Assignment.
Using the text below about the Montecito outfall study, decide whether each statement is correct. Give yes or no for each, with the words from the text that settle it.
1. The study was paid for by a grant from the State Water Resources Control Board.
2. The scientists went out to the end of the outfall once a month.
3. The virus testing was done in Dr. Holden's lab at UCSB.

Text under study.

□ □ □

On Friday, January 8, 2010, Heal the Ocean filed with the State of California its report on the results of a two-year oceanographic and microbiological study of the Montecito Sanitary District (MSD) outfall.
“Monitoring the Microbiology of the Montecito Outflow Wastewater Plume,” is a report on an intensive project that tracked the travel of wastewater once it is discharged into the ocean off Butterfly Beach in Montecito. The study was funded by a $330,000 Proposition 50 grant from the State Water Resources Control Board (SWRCB) - one of the first research grants of its type ever awarded!
The UCSB scientists contracted by HTO for the project were oceanographers Libe Washburn and Carter Ohlmann, as well as microbiologist Dr. Trish Holden and her laboratory team. From November 2007 through November 2009, the scientists visited every week, by boat, the end of the MSD outfall, where they deployed GPS drifters to computer-map where the sewage plume travels. Ocean-water samples were then taken from the spots where the drifters drifted, and the samples were sent to Dr. Holden’s lab at UCSB to for DNA and bacteria analysis.
HTO also raised additional funds to send ocean-water samples to the USC laboratory of Dr. Jed Fuhrman for virus testing, as well as PhyloChip analysis in the U.S. Department of Energy’s Lawrence Berkeley National Laboratory, in Berkeley, California. The PhyloChip can scan for thousands of disease-causing microbes in a water sample and can determine definitively if human bacterial pathogens are in the wastewater plume.

□ □ □

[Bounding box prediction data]
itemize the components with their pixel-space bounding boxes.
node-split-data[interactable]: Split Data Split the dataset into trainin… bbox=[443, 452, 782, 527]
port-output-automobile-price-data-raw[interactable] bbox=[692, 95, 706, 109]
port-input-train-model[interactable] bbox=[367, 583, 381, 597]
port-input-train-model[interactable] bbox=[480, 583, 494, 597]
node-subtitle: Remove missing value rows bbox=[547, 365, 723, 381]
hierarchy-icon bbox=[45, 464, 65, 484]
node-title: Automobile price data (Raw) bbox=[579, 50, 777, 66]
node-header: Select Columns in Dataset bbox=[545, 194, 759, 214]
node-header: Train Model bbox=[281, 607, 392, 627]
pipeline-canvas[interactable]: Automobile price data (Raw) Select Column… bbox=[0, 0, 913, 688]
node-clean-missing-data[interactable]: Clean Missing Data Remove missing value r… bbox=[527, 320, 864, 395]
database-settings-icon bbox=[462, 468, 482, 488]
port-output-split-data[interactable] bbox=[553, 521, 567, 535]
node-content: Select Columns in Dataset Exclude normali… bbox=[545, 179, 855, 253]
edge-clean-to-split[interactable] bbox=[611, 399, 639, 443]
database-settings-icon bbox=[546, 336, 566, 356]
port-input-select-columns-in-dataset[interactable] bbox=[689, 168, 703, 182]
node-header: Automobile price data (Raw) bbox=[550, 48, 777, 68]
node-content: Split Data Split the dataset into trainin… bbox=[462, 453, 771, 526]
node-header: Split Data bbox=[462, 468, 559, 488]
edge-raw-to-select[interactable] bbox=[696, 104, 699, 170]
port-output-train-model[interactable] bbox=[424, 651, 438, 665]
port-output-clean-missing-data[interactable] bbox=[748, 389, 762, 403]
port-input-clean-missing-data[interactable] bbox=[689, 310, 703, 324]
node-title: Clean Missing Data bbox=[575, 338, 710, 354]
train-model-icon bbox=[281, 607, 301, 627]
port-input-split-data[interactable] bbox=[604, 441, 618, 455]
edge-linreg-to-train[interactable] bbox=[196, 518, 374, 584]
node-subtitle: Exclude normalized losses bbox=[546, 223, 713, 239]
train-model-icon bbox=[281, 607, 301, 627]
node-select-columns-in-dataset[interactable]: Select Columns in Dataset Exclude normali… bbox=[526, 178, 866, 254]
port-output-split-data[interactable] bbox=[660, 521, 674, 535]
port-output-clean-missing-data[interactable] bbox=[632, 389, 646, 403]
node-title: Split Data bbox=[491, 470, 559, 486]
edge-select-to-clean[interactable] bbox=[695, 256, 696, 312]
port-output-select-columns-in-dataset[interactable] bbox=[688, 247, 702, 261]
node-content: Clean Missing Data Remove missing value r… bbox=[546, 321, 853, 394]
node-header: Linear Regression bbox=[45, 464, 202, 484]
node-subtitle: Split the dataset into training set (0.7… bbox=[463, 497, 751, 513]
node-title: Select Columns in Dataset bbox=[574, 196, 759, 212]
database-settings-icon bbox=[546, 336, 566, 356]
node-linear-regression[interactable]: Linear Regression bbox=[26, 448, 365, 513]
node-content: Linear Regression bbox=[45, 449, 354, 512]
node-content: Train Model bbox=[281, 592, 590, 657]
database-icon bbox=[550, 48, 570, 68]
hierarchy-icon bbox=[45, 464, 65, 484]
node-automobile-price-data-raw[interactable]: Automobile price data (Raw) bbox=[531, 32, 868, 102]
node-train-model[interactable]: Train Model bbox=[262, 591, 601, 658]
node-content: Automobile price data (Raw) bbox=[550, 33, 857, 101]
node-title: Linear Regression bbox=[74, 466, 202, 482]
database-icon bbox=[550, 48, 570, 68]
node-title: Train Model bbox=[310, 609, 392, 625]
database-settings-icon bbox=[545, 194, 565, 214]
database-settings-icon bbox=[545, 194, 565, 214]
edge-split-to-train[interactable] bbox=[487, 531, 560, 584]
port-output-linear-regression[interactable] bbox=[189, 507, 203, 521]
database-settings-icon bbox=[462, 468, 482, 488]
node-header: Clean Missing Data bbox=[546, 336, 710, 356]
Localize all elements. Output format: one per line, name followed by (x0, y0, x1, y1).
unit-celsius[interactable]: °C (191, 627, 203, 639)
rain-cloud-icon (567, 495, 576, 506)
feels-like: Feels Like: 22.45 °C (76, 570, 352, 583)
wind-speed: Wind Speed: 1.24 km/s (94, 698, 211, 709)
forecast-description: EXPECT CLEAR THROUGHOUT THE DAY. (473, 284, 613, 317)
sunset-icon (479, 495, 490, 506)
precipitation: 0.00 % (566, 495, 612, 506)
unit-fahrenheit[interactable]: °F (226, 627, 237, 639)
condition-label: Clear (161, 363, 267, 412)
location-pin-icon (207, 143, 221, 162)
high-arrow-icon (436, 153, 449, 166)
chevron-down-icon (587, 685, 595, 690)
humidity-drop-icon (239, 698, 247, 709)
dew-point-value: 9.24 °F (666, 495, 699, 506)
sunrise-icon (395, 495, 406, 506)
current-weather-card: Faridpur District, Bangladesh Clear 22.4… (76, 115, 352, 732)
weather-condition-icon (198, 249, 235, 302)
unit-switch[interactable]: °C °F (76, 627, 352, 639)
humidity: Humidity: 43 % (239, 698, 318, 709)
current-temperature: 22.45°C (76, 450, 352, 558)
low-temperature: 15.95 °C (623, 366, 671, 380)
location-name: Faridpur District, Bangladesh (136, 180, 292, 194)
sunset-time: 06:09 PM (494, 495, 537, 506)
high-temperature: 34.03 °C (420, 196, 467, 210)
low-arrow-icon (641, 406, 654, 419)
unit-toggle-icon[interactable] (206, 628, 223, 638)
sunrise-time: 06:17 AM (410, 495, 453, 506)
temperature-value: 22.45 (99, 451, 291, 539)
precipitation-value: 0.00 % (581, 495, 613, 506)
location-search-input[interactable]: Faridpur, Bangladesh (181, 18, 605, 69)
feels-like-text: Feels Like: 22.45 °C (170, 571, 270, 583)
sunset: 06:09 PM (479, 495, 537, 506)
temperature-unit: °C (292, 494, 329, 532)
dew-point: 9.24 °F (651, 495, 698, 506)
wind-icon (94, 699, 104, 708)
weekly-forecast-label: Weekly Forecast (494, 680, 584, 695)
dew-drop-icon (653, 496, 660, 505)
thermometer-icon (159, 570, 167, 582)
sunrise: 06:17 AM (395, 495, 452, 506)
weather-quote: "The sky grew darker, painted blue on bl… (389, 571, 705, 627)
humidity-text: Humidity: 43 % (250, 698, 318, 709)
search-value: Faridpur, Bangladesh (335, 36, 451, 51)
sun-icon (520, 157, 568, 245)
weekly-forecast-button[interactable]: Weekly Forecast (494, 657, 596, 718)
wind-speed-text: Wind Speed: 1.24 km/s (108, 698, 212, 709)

□ □ □

Written reply.
1. Yes: "The study was funded by a $330,000 Proposition 50 grant from the State Water Resources Control Board (SWRCB)"
2. No: "the scientists visited every week, by boat, the end of the MSD outfall"
3. No: "HTO also raised additional funds to send ocean-water samples to the USC laboratory of Dr. Jed Fuhrman for virus testing"